- TASK REQUIREMENTS
Retype the material that follows, keeping every word as it is.

━━━━━ RECORD EXCERPTS ━━━━━

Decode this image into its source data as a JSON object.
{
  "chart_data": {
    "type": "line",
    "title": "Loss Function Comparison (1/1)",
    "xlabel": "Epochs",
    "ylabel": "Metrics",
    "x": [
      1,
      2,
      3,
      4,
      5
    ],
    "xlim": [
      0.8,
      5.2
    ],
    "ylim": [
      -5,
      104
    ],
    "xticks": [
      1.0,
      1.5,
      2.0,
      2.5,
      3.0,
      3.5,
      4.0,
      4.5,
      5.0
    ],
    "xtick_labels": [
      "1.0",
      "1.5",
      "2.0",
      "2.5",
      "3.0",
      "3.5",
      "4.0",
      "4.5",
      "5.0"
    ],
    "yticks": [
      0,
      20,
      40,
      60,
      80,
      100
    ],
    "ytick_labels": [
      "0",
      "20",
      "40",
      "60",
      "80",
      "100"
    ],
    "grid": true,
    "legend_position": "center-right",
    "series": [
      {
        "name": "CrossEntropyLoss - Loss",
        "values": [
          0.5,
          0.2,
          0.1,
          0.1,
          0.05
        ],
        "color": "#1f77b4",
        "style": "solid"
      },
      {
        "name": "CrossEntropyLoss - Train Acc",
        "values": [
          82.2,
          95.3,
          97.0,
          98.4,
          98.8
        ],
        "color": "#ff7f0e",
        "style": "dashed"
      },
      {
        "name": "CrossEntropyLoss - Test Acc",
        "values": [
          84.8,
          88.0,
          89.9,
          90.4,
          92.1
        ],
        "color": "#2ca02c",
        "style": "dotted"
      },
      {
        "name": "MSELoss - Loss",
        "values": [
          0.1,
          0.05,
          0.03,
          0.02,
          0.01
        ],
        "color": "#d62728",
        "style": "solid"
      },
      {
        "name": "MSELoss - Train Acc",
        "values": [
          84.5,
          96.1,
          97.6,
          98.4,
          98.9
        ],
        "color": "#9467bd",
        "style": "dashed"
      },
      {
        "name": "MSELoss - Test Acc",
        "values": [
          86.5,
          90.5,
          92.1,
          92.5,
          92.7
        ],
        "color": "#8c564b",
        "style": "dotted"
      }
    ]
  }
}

━━━━━

- EXPECTED OUTPUT
Decode this image into its source data as a JSON object.
{
  "chart_data": {
    "type": "line",
    "title": "Loss Function Comparison (1/1)",
    "xlabel": "Epochs",
    "ylabel": "Metrics",
    "x": [
      1,
      2,
      3,
      4,
      5
    ],
    "xlim": [
      0.8,
      5.2
    ],
    "ylim": [
      -5,
      104
    ],
    "xticks": [
      1.0,
      1.5,
      2.0,
      2.5,
      3.0,
      3.5,
      4.0,
      4.5,
      5.0
    ],
    "xtick_labels": [
      "1.0",
      "1.5",
      "2.0",
      "2.5",
      "3.0",
      "3.5",
      "4.0",
      "4.5",
      "5.0"
    ],
    "yticks": [
      0,
      20,
      40,
      60,
      80,
      100
    ],
    "ytick_labels": [
      "0",
      "20",
      "40",
      "60",
      "80",
      "100"
    ],
    "grid": true,
    "legend_position": "center-right",
    "series": [
      {
        "name": "CrossEntropyLoss - Loss",
        "values": [
          0.5,
          0.2,
          0.1,
          0.1,
          0.05
        ],
        "color": "#1f77b4",
        "style": "solid"
      },
      {
        "name": "CrossEntropyLoss - Train Acc",
        "values": [
          82.2,
          95.3,
          97.0,
          98.4,
          98.8
        ],
        "color": "#ff7f0e",
        "style": "dashed"
      },
      {
        "name": "CrossEntropyLoss - Test Acc",
        "values": [
          84.8,
          88.0,
          89.9,
          90.4,
          92.1
        ],
        "color": "#2ca02c",
        "style": "dotted"
      },
      {
        "name": "MSELoss - Loss",
        "values": [
          0.1,
          0.05,
          0.03,
          0.02,
          0.01
        ],
        "color": "#d62728",
        "style": "solid"
      },
      {
        "name": "MSELoss - Train Acc",
        "values": [
          84.5,
          96.1,
          97.6,
          98.4,
          98.9
        ],
        "color": "#9467bd",
        "style": "dashed"
      },
      {
        "name": "MSELoss - Test Acc",
        "values": [
          86.5,
          90.5,
          92.1,
          92.5,
          92.7
        ],
        "color": "#8c564b",
        "style": "dotted"
      }
    ]
  }
}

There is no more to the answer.